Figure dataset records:
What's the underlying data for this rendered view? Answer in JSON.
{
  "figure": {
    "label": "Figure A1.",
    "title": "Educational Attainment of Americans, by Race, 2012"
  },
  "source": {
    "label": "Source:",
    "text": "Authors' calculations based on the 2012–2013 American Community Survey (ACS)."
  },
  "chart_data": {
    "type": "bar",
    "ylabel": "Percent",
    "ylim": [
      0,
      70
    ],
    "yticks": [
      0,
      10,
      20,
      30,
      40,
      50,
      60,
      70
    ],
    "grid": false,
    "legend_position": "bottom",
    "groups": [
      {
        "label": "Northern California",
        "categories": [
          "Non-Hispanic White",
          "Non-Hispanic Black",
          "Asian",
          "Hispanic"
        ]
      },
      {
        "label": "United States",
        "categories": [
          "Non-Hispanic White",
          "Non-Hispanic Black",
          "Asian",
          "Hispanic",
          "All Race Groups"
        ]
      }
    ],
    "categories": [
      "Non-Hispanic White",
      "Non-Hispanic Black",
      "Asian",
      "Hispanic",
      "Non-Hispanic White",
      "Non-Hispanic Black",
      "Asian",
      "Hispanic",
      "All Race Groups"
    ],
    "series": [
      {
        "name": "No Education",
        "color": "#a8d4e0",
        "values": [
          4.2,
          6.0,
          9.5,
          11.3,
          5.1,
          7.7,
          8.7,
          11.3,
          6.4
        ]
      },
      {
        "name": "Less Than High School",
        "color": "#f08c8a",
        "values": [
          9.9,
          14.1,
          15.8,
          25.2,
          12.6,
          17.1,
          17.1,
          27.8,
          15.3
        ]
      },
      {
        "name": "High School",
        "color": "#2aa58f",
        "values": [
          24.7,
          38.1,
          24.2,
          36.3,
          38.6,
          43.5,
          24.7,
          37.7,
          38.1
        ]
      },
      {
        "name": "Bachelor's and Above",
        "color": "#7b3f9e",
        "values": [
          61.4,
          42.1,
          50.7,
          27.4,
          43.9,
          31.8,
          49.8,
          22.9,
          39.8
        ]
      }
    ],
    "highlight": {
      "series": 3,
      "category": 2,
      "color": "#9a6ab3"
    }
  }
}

* [OBJECTIVE]:
Every record above should be copied exactly.

* [ANSWER TO THIS TASK]:
What's the underlying data for this rendered view? Answer in JSON.
{
  "figure": {
    "label": "Figure A1.",
    "title": "Educational Attainment of Americans, by Race, 2012"
  },
  "source": {
    "label": "Source:",
    "text": "Authors' calculations based on the 2012–2013 American Community Survey (ACS)."
  },
  "chart_data": {
    "type": "bar",
    "ylabel": "Percent",
    "ylim": [
      0,
      70
    ],
    "yticks": [
      0,
      10,
      20,
      30,
      40,
      50,
      60,
      70
    ],
    "grid": false,
    "legend_position": "bottom",
    "groups": [
      {
        "label": "Northern California",
        "categories": [
          "Non-Hispanic White",
          "Non-Hispanic Black",
          "Asian",
          "Hispanic"
        ]
      },
      {
        "label": "United States",
        "categories": [
          "Non-Hispanic White",
          "Non-Hispanic Black",
          "Asian",
          "Hispanic",
          "All Race Groups"
        ]
      }
    ],
    "categories": [
      "Non-Hispanic White",
      "Non-Hispanic Black",
      "Asian",
      "Hispanic",
      "Non-Hispanic White",
      "Non-Hispanic Black",
      "Asian",
      "Hispanic",
      "All Race Groups"
    ],
    "series": [
      {
        "name": "No Education",
        "color": "#a8d4e0",
        "values": [
          4.2,
          6.0,
          9.5,
          11.3,
          5.1,
          7.7,
          8.7,
          11.3,
          6.4
        ]
      },
      {
        "name": "Less Than High School",
        "color": "#f08c8a",
        "values": [
          9.9,
          14.1,
          15.8,
          25.2,
          12.6,
          17.1,
          17.1,
          27.8,
          15.3
        ]
      },
      {
        "name": "High School",
        "color": "#2aa58f",
        "values": [
          24.7,
          38.1,
          24.2,
          36.3,
          38.6,
          43.5,
          24.7,
          37.7,
          38.1
        ]
      },
      {
        "name": "Bachelor's and Above",
        "color": "#7b3f9e",
        "values": [
          61.4,
          42.1,
          50.7,
          27.4,
          43.9,
          31.8,
          49.8,
          22.9,
          39.8
        ]
      }
    ],
    "highlight": {
      "series": 3,
      "category": 2,
      "color": "#9a6ab3"
    }
  }
}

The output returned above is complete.